» GOAL OF THE EXERCISE: Whenever the word "name" turns up in a line of the data below, copy that line.

» ENTRIES SHOWN:

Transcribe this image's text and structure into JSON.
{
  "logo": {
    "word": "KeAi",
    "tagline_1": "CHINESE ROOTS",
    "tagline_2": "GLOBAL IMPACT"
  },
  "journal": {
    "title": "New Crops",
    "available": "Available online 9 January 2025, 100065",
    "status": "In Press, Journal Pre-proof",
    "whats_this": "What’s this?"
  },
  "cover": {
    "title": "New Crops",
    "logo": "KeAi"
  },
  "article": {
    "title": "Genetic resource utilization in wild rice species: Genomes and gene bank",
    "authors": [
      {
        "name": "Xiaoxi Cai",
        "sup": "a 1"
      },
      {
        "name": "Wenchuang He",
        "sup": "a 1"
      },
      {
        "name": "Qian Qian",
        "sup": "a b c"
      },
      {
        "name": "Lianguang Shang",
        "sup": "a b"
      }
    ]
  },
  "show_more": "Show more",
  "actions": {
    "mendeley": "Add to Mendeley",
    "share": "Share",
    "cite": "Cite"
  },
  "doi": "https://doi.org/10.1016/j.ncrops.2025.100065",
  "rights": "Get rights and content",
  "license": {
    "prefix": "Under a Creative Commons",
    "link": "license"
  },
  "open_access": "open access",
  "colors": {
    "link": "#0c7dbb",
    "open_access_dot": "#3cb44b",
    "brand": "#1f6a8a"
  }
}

» WRITTEN RESPONSE:
        "name": "Xiaoxi Cai",
        "name": "Wenchuang He",
        "name": "Qian Qian",
        "name": "Lianguang Shang",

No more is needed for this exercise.